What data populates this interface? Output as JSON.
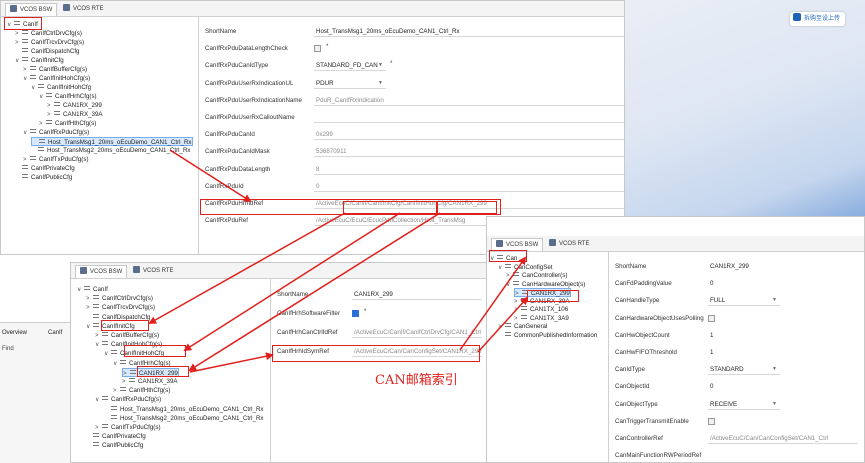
{
  "colors": {
    "annotation": "#e0201c",
    "selection": "#d6e8fb",
    "checkbox_on": "#2a6fd6",
    "desktop": "#1d63b8"
  },
  "ext_button": {
    "label": "拆购至设上传"
  },
  "panel1": {
    "tabs": [
      "VCOS BSW",
      "VCOS RTE"
    ],
    "tree": [
      {
        "label": "CanIf",
        "level": 0,
        "chev": "∨"
      },
      {
        "label": "CanIfCtrlDrvCfg(s)",
        "level": 1,
        "chev": ">"
      },
      {
        "label": "CanIfTrcvDrvCfg(s)",
        "level": 1,
        "chev": ">"
      },
      {
        "label": "CanIfDispatchCfg",
        "level": 1,
        "chev": ""
      },
      {
        "label": "CanIfInitCfg",
        "level": 1,
        "chev": "∨"
      },
      {
        "label": "CanIfBufferCfg(s)",
        "level": 2,
        "chev": ">"
      },
      {
        "label": "CanIfInitHohCfg(s)",
        "level": 2,
        "chev": "∨"
      },
      {
        "label": "CanIfInitHohCfg",
        "level": 3,
        "chev": "∨"
      },
      {
        "label": "CanIfHrhCfg(s)",
        "level": 4,
        "chev": "∨"
      },
      {
        "label": "CAN1RX_299",
        "level": 5,
        "chev": ">"
      },
      {
        "label": "CAN1RX_39A",
        "level": 5,
        "chev": ">"
      },
      {
        "label": "CanIfHthCfg(s)",
        "level": 4,
        "chev": ">"
      },
      {
        "label": "CanIfRxPduCfg(s)",
        "level": 2,
        "chev": "∨"
      },
      {
        "label": "Host_TransMsg1_20ms_oEcuDemo_CAN1_Ctrl_Rx",
        "level": 3,
        "chev": ""
      },
      {
        "label": "Host_TransMsg2_20ms_oEcuDemo_CAN1_Ctrl_Rx",
        "level": 3,
        "chev": ""
      },
      {
        "label": "CanIfTxPduCfg(s)",
        "level": 2,
        "chev": ">"
      },
      {
        "label": "CanIfPrivateCfg",
        "level": 1,
        "chev": ""
      },
      {
        "label": "CanIfPublicCfg",
        "level": 1,
        "chev": ""
      }
    ],
    "props": [
      {
        "label": "ShortName",
        "value": "Host_TransMsg1_20ms_oEcuDemo_CAN1_Ctrl_Rx",
        "style": "box"
      },
      {
        "label": "CanIfRxPduDataLengthCheck",
        "value": "",
        "style": "check",
        "star": "*"
      },
      {
        "label": "CanIfRxPduCanIdType",
        "value": "STANDARD_FD_CAN",
        "style": "drop",
        "star": "*"
      },
      {
        "label": "CanIfRxPduUserRxIndicationUL",
        "value": "PDUR",
        "style": "drop"
      },
      {
        "label": "CanIfRxPduUserRxIndicationName",
        "value": "PduR_CanIfRxIndication",
        "style": "grey"
      },
      {
        "label": "CanIfRxPduUserRxCalloutName",
        "value": "",
        "style": "grey"
      },
      {
        "label": "CanIfRxPduCanId",
        "value": "0x299",
        "style": "grey"
      },
      {
        "label": "CanIfRxPduCanIdMask",
        "value": "536870911",
        "style": "grey"
      },
      {
        "label": "CanIfRxPduDataLength",
        "value": "8",
        "style": "grey"
      },
      {
        "label": "CanIfRxPduId",
        "value": "0",
        "style": "grey"
      },
      {
        "label": "CanIfRxPduHrhIdRef",
        "value": "/ActiveEcuC/CanIf/CanIfInitCfg/CanIfInitHohCfg/CAN1RX_299",
        "style": "grey"
      },
      {
        "label": "CanIfRxPduRef",
        "value": "/ActiveEcuC/EcuC/EcucPduCollection/Host_TransMsg",
        "style": "grey"
      }
    ]
  },
  "panel2": {
    "tabs": [
      "VCOS BSW",
      "VCOS RTE"
    ],
    "tree": [
      {
        "label": "CanIf",
        "level": 0,
        "chev": "∨"
      },
      {
        "label": "CanIfCtrlDrvCfg(s)",
        "level": 1,
        "chev": ">"
      },
      {
        "label": "CanIfTrcvDrvCfg(s)",
        "level": 1,
        "chev": ">"
      },
      {
        "label": "CanIfDispatchCfg",
        "level": 1,
        "chev": ""
      },
      {
        "label": "CanIfInitCfg",
        "level": 1,
        "chev": "∨"
      },
      {
        "label": "CanIfBufferCfg(s)",
        "level": 2,
        "chev": ">"
      },
      {
        "label": "CanIfInitHohCfg(s)",
        "level": 2,
        "chev": "∨"
      },
      {
        "label": "CanIfInitHohCfg",
        "level": 3,
        "chev": "∨"
      },
      {
        "label": "CanIfHrhCfg(s)",
        "level": 4,
        "chev": "∨"
      },
      {
        "label": "CAN1RX_299",
        "level": 5,
        "chev": ">"
      },
      {
        "label": "CAN1RX_39A",
        "level": 5,
        "chev": ">"
      },
      {
        "label": "CanIfHthCfg(s)",
        "level": 4,
        "chev": ">"
      },
      {
        "label": "CanIfRxPduCfg(s)",
        "level": 2,
        "chev": "∨"
      },
      {
        "label": "Host_TransMsg1_20ms_oEcuDemo_CAN1_Ctrl_Rx",
        "level": 3,
        "chev": ""
      },
      {
        "label": "Host_TransMsg2_20ms_oEcuDemo_CAN1_Ctrl_Rx",
        "level": 3,
        "chev": ""
      },
      {
        "label": "CanIfTxPduCfg(s)",
        "level": 2,
        "chev": ">"
      },
      {
        "label": "CanIfPrivateCfg",
        "level": 1,
        "chev": ""
      },
      {
        "label": "CanIfPublicCfg",
        "level": 1,
        "chev": ""
      }
    ],
    "props": [
      {
        "label": "ShortName",
        "value": "CAN1RX_299",
        "style": "box"
      },
      {
        "label": "CanIfHrhSoftwareFilter",
        "value": "",
        "style": "checkon",
        "star": "*"
      },
      {
        "label": "CanIfHrhCanCtrlIdRef",
        "value": "/ActiveEcuC/CanIf/CanIfCtrlDrvCfg/CAN1_Ctrl",
        "style": "grey"
      },
      {
        "label": "CanIfHrhIdSymRef",
        "value": "/ActiveEcuC/Can/CanConfigSet/CAN1RX_299",
        "style": "grey"
      }
    ]
  },
  "panel3": {
    "tabs": [
      "VCOS BSW",
      "VCOS RTE"
    ],
    "tree": [
      {
        "label": "Can",
        "level": 0,
        "chev": "∨"
      },
      {
        "label": "CanConfigSet",
        "level": 1,
        "chev": "∨"
      },
      {
        "label": "CanController(s)",
        "level": 2,
        "chev": ">"
      },
      {
        "label": "CanHardwareObject(s)",
        "level": 2,
        "chev": "∨"
      },
      {
        "label": "CAN1RX_299",
        "level": 3,
        "chev": ">"
      },
      {
        "label": "CAN1RX_39A",
        "level": 3,
        "chev": ">"
      },
      {
        "label": "CAN1TX_106",
        "level": 3,
        "chev": ">"
      },
      {
        "label": "CAN1TX_3A9",
        "level": 3,
        "chev": ">"
      },
      {
        "label": "CanGeneral",
        "level": 1,
        "chev": ">"
      },
      {
        "label": "CommonPublishedInformation",
        "level": 1,
        "chev": ""
      }
    ],
    "props": [
      {
        "label": "ShortName",
        "value": "CAN1RX_299",
        "style": "plain"
      },
      {
        "label": "CanFdPaddingValue",
        "value": "0",
        "style": "plain"
      },
      {
        "label": "CanHandleType",
        "value": "FULL",
        "style": "drop"
      },
      {
        "label": "CanHardwareObjectUsesPolling",
        "value": "",
        "style": "check"
      },
      {
        "label": "CanHwObjectCount",
        "value": "1",
        "style": "plain"
      },
      {
        "label": "CanHwFIFOThreshold",
        "value": "1",
        "style": "plain"
      },
      {
        "label": "CanIdType",
        "value": "STANDARD",
        "style": "drop"
      },
      {
        "label": "CanObjectId",
        "value": "0",
        "style": "plain"
      },
      {
        "label": "CanObjectType",
        "value": "RECEIVE",
        "style": "drop"
      },
      {
        "label": "CanTriggerTransmitEnable",
        "value": "",
        "style": "check"
      },
      {
        "label": "CanControllerRef",
        "value": "/ActiveEcuC/Can/CanConfigSet/CAN1_Ctrl",
        "style": "grey"
      },
      {
        "label": "CanMainFunctionRWPeriodRef",
        "value": "",
        "style": "plain"
      }
    ]
  },
  "background": {
    "overview_tab": "Overview",
    "canif_tab": "CanIf",
    "find_label": "Find"
  },
  "annotation_caption": "CAN邮箱索引"
}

**Given request**: Report how many lines in the entries hold the string "ActiveEcuC". Nothing but the number is wanted.

**Task output**: 5